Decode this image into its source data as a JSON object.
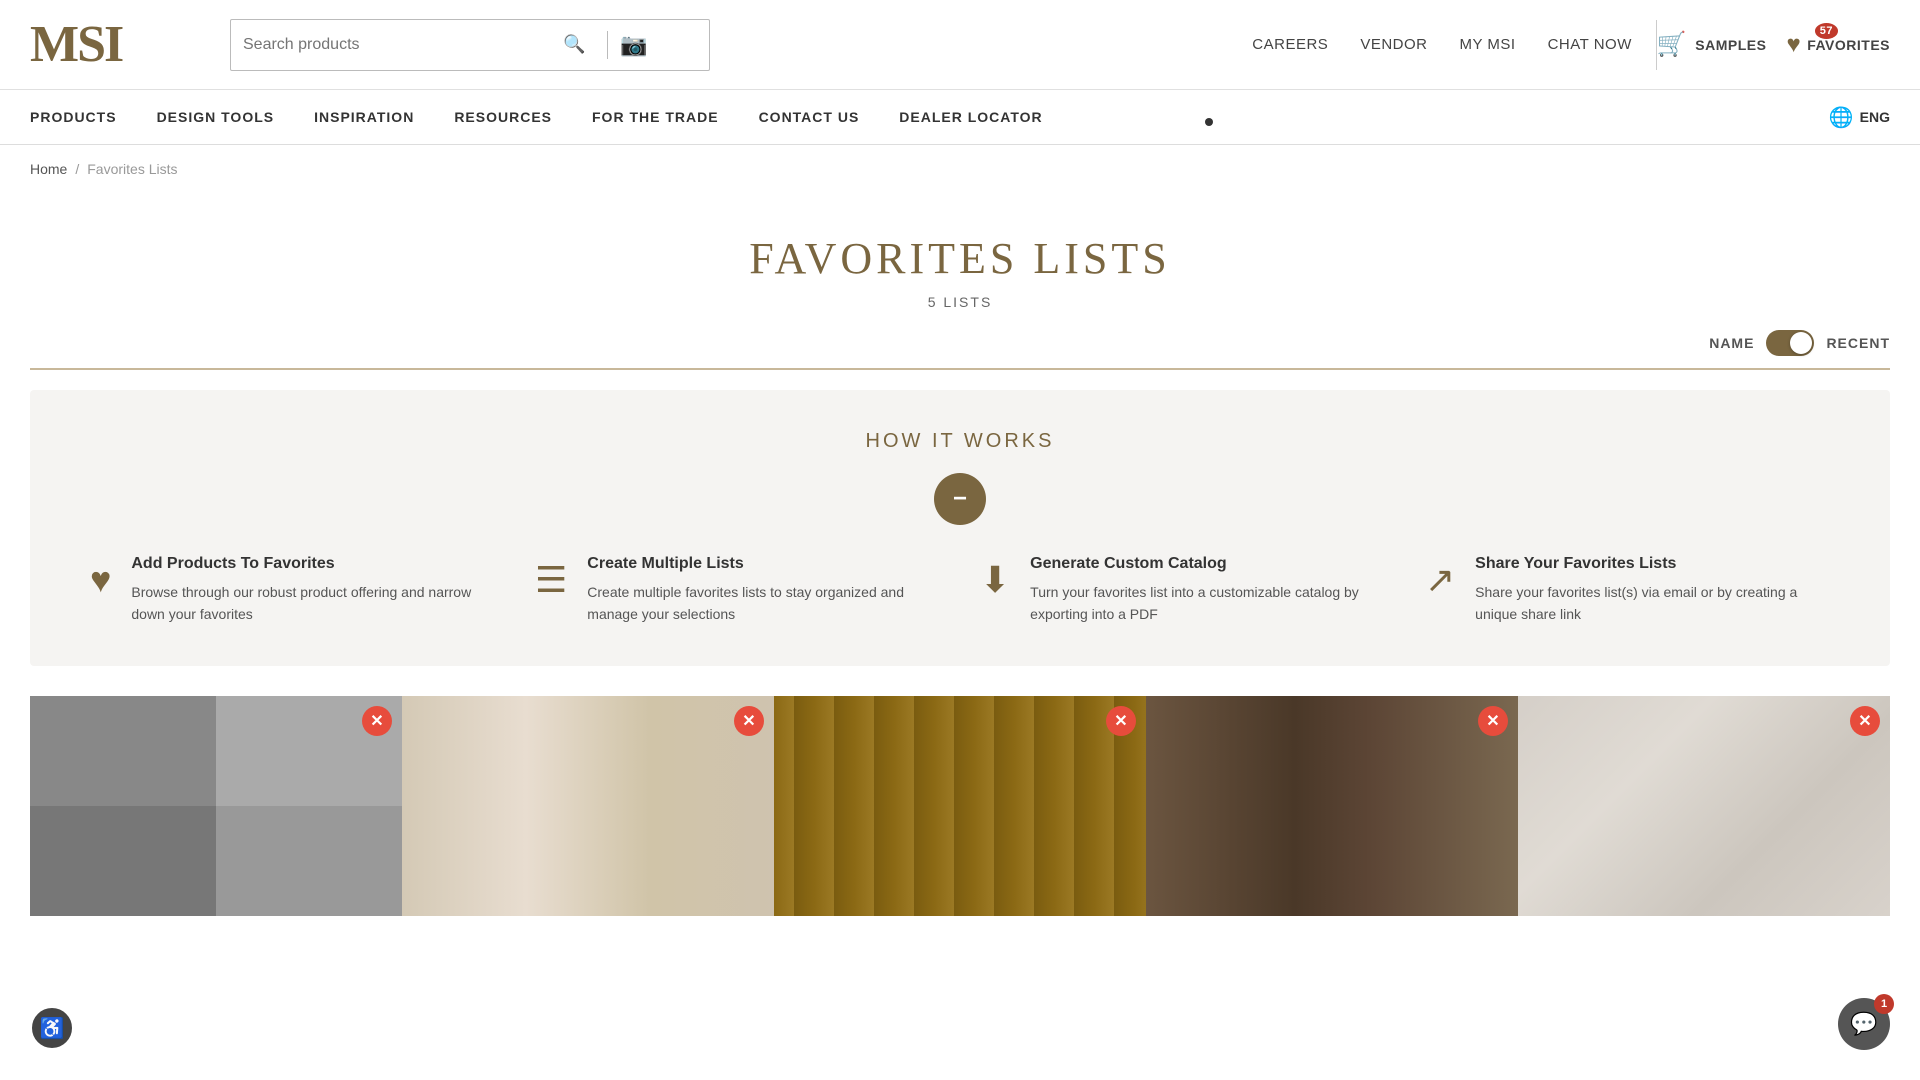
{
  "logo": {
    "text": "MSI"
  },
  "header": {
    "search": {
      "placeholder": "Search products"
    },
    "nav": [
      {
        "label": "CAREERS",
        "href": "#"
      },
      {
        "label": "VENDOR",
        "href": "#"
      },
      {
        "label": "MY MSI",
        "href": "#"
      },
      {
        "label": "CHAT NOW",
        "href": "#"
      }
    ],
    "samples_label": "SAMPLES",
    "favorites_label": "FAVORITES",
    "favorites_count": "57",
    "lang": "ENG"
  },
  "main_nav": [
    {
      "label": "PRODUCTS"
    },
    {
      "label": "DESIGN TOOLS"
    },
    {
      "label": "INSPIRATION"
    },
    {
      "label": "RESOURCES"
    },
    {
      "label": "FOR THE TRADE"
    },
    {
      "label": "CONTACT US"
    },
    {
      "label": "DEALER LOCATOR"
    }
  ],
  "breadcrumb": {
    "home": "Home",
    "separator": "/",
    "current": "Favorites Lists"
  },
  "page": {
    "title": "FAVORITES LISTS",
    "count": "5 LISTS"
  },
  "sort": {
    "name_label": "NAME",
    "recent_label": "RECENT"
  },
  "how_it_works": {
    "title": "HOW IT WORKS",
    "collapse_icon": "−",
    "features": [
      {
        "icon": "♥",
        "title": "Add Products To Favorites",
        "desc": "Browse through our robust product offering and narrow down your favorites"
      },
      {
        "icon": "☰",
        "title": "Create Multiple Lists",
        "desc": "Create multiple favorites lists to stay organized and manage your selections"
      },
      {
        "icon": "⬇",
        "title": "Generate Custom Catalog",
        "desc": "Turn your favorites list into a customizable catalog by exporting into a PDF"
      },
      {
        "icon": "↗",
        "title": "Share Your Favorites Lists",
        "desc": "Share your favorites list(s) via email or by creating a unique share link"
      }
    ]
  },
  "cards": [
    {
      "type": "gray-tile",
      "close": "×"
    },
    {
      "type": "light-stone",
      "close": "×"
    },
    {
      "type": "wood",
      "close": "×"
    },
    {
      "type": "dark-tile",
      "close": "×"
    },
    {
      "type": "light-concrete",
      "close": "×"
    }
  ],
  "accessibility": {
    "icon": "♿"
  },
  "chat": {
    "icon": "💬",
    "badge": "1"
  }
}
● ● ● ● ● ● ●
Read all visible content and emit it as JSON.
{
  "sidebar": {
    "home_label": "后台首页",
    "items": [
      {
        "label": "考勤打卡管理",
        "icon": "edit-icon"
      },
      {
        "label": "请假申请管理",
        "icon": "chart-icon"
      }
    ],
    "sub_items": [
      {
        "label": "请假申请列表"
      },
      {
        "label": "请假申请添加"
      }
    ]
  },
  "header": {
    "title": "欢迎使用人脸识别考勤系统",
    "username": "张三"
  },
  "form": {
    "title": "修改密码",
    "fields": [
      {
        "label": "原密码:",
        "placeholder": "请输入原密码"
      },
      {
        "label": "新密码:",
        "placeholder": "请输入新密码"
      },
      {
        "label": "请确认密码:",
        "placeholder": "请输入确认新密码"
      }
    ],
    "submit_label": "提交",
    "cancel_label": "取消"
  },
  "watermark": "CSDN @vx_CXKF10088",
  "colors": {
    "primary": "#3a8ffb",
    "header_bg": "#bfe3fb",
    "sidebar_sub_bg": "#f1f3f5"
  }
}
● ● ● ● ● ● ●
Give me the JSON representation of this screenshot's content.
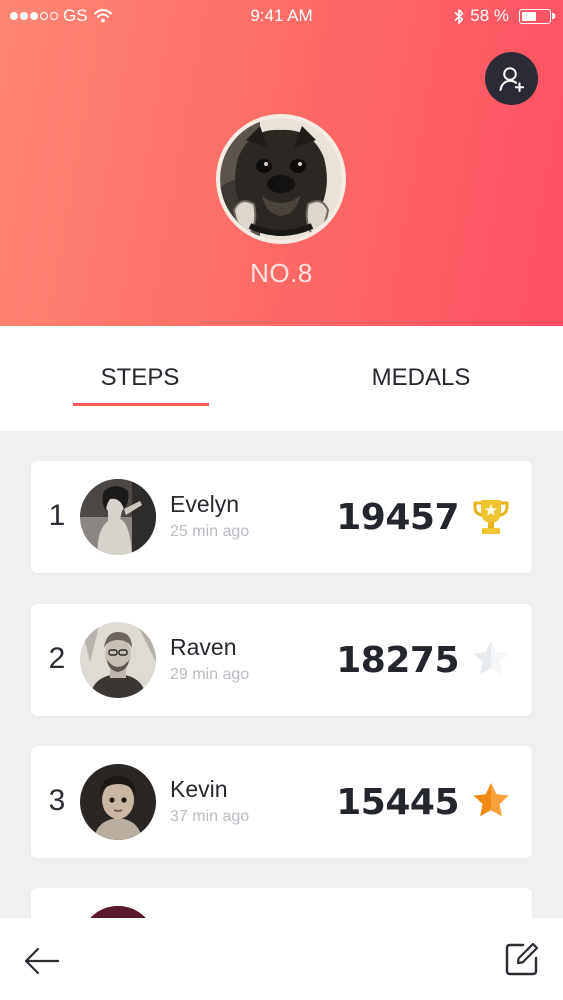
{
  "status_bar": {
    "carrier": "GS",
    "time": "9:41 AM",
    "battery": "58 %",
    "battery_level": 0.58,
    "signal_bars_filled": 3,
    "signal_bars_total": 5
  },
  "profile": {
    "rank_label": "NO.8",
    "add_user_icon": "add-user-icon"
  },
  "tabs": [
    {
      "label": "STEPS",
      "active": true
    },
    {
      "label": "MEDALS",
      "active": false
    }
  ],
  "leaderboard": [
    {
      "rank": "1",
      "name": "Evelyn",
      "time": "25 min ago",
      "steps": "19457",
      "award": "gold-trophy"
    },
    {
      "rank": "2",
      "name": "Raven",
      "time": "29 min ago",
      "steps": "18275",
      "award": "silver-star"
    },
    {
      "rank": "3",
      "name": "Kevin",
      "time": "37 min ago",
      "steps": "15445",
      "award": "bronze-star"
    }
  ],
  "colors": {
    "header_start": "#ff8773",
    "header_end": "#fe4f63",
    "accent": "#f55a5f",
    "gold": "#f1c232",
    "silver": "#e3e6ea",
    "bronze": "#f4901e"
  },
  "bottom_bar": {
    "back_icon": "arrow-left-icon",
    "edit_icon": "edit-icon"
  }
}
● ● ● ● ● ● ●
Copy every line in the records above that contains the word "content".

Read all visible content and emit it as JSON.
Give me the JSON representation of this screenshot's content.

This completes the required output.